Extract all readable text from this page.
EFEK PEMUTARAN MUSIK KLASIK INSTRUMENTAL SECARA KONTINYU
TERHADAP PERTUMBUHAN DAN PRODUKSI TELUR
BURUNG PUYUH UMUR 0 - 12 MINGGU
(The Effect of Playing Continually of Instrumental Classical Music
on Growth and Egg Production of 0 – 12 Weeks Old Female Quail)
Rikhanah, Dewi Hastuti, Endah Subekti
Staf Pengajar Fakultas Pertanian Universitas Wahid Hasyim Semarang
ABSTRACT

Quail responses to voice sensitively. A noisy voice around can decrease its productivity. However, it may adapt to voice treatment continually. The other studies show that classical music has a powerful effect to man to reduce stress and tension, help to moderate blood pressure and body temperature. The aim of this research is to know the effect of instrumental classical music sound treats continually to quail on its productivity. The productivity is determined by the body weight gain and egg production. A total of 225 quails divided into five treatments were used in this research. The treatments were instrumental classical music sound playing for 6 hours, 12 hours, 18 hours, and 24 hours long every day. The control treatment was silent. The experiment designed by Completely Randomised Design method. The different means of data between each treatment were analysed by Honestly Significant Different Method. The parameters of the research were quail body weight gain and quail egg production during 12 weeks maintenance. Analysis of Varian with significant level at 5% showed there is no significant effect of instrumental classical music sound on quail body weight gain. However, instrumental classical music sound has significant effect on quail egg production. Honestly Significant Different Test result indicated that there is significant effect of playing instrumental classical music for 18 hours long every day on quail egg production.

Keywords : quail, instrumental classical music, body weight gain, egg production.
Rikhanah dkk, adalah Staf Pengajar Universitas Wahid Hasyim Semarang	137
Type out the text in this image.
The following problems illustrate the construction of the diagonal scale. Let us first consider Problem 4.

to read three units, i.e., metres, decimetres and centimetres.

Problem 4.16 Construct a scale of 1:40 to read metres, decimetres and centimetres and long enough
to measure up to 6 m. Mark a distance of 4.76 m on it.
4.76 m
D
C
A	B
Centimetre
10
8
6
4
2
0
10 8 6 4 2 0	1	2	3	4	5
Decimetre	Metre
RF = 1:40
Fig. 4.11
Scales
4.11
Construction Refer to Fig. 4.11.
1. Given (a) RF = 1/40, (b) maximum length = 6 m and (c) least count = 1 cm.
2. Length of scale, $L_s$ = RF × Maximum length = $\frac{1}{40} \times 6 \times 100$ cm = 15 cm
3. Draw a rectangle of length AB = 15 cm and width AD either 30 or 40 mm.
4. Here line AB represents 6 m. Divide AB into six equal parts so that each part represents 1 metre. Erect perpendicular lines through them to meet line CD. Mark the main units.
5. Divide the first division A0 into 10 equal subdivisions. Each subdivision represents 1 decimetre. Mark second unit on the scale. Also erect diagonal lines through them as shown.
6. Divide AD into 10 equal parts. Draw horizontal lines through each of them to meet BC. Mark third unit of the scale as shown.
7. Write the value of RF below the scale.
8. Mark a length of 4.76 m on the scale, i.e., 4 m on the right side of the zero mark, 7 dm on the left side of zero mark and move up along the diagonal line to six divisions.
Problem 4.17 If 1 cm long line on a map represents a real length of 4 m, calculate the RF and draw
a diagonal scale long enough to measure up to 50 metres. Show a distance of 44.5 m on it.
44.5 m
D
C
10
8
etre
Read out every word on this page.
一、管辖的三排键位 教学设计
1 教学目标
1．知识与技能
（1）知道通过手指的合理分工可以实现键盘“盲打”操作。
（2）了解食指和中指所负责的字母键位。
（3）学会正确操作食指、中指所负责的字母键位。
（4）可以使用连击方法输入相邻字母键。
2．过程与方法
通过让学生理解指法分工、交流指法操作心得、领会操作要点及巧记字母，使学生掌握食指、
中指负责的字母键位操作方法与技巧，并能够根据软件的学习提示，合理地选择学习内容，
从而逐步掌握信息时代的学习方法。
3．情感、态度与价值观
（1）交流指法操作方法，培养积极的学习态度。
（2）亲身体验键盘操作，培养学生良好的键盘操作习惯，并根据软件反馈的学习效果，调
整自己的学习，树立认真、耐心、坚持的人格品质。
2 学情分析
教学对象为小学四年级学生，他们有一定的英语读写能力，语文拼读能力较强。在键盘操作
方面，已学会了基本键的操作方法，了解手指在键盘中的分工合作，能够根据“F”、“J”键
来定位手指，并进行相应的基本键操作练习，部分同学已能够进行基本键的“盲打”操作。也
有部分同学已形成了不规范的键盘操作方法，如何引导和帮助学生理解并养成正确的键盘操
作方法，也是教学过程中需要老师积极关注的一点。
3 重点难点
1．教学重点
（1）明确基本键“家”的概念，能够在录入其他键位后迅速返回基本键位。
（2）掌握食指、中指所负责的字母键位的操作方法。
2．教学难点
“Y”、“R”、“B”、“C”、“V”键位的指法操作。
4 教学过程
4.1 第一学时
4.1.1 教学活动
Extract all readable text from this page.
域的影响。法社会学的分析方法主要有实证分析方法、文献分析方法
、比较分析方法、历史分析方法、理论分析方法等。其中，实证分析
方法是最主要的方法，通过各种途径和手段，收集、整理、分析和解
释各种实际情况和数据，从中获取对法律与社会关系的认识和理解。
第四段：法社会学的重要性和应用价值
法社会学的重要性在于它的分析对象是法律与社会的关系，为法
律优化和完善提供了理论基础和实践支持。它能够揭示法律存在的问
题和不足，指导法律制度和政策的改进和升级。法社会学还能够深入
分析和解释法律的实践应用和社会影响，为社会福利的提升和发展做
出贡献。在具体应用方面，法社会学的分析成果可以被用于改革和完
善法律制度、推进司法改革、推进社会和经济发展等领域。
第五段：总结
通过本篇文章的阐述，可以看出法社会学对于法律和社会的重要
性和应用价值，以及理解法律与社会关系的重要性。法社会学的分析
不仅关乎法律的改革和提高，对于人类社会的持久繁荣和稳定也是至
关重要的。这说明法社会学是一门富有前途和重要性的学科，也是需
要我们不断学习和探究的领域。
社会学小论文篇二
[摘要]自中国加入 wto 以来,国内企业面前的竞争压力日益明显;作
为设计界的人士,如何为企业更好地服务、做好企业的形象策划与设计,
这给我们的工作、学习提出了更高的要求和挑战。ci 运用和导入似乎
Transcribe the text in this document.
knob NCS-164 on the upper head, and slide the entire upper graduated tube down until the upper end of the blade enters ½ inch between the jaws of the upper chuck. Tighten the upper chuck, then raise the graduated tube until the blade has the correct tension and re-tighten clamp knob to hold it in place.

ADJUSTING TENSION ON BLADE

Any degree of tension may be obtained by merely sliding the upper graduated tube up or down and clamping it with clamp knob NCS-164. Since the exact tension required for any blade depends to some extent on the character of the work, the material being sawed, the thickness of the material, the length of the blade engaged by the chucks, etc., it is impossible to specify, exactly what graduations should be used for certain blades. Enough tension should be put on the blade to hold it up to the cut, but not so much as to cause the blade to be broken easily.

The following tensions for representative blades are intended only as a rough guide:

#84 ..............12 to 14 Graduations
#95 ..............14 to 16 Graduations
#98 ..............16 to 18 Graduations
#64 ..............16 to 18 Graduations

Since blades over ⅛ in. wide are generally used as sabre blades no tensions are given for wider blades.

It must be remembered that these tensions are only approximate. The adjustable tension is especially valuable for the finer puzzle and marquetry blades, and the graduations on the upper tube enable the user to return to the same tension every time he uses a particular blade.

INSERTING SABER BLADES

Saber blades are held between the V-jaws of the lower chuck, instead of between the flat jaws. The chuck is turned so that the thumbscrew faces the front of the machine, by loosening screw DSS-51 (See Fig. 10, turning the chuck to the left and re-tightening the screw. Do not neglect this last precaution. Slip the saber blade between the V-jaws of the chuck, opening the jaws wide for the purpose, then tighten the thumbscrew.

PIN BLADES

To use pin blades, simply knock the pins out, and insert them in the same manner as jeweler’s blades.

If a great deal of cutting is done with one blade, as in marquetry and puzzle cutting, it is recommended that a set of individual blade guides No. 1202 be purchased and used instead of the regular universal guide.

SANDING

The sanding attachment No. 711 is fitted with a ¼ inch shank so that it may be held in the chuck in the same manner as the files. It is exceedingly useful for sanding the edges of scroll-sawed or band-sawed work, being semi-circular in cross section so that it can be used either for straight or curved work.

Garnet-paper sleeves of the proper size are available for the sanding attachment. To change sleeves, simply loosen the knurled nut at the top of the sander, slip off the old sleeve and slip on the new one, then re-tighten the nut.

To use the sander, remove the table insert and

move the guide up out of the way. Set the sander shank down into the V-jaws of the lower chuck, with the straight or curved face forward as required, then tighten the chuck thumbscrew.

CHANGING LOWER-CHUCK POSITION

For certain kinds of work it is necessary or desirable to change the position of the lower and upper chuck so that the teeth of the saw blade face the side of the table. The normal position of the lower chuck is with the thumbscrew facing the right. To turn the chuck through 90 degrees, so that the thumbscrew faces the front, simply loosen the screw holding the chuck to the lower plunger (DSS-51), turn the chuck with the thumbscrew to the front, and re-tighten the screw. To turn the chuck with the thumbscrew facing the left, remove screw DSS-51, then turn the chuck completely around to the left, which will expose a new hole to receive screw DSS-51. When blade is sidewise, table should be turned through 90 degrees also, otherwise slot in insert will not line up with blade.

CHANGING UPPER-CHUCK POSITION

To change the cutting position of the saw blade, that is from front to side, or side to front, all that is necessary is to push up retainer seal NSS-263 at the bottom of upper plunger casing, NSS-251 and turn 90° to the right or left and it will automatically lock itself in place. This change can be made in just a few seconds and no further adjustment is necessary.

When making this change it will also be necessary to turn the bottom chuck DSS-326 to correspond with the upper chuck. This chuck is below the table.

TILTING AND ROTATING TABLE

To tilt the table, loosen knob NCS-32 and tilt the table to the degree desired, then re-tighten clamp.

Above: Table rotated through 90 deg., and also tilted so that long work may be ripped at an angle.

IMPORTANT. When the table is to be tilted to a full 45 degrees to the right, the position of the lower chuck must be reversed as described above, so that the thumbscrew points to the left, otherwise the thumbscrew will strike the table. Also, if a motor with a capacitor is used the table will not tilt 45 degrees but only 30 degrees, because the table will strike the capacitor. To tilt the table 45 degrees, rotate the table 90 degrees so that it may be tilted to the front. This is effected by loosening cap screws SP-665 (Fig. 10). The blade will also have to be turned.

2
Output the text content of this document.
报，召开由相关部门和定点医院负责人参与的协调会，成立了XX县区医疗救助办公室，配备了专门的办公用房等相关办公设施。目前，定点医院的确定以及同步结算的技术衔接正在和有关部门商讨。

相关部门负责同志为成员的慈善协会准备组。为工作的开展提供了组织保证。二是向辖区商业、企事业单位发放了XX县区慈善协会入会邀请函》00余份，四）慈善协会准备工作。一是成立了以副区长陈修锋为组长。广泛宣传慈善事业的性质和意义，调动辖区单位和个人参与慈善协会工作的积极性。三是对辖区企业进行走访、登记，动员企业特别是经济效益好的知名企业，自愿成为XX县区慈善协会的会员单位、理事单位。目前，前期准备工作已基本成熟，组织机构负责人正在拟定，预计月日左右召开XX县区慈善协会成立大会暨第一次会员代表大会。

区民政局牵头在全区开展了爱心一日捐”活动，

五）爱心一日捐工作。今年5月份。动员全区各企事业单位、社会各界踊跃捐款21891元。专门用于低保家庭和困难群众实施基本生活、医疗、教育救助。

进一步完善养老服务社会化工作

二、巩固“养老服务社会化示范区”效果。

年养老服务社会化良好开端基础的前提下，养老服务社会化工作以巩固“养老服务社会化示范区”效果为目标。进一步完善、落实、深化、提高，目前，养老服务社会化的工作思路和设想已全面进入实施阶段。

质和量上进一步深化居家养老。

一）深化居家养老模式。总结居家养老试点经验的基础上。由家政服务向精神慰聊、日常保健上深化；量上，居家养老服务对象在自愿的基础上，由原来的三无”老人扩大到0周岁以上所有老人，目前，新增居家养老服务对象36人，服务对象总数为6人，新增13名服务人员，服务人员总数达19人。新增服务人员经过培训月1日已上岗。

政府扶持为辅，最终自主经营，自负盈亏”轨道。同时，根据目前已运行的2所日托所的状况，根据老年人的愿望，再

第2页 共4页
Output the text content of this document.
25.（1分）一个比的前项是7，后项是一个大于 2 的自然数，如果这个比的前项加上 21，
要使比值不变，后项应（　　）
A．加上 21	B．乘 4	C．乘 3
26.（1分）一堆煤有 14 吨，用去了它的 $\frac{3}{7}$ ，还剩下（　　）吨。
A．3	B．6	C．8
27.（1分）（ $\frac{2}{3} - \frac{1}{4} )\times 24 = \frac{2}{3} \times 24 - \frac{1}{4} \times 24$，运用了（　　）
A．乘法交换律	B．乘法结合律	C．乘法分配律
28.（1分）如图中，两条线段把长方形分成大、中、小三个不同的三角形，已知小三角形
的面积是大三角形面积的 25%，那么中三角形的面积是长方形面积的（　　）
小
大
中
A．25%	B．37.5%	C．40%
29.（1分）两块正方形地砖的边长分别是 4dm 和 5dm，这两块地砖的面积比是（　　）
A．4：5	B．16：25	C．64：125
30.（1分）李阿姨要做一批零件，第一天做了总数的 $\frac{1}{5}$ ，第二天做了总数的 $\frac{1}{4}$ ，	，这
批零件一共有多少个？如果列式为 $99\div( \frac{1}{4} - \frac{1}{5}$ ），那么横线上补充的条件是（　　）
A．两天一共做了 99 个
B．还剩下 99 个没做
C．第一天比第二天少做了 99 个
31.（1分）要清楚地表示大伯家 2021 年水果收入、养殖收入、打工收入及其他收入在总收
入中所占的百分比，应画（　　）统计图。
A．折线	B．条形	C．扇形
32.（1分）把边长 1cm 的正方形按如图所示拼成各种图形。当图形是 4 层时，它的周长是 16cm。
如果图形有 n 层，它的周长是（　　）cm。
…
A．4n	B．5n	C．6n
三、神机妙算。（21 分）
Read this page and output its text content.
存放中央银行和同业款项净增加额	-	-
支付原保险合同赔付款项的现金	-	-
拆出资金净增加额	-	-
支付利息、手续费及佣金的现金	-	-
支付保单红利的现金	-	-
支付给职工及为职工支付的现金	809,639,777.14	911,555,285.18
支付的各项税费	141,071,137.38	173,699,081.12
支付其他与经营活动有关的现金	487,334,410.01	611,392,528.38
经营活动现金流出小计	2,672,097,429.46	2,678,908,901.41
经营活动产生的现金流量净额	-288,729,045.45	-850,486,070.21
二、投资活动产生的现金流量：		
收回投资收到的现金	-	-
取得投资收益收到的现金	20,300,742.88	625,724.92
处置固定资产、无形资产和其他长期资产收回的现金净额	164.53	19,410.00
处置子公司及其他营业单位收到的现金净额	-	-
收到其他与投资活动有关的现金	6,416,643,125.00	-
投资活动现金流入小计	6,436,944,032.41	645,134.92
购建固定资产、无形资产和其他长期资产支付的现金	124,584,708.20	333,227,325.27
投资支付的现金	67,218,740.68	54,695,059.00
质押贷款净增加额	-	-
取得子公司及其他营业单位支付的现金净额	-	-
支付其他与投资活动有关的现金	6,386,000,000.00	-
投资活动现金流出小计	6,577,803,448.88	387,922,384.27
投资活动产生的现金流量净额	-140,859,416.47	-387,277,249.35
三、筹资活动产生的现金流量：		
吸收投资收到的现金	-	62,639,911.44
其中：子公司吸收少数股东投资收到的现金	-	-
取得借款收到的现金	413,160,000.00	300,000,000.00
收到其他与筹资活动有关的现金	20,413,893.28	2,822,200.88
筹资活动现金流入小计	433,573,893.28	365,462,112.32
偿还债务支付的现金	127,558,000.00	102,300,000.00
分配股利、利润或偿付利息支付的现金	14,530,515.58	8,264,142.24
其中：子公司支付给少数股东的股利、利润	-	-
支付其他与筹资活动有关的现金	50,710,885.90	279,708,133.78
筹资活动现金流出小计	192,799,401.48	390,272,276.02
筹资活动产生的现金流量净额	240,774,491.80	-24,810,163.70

• [What is needed]: Say how many lines of the material contain the word "CHANGING", with no other text.

• [Solved problem]: 2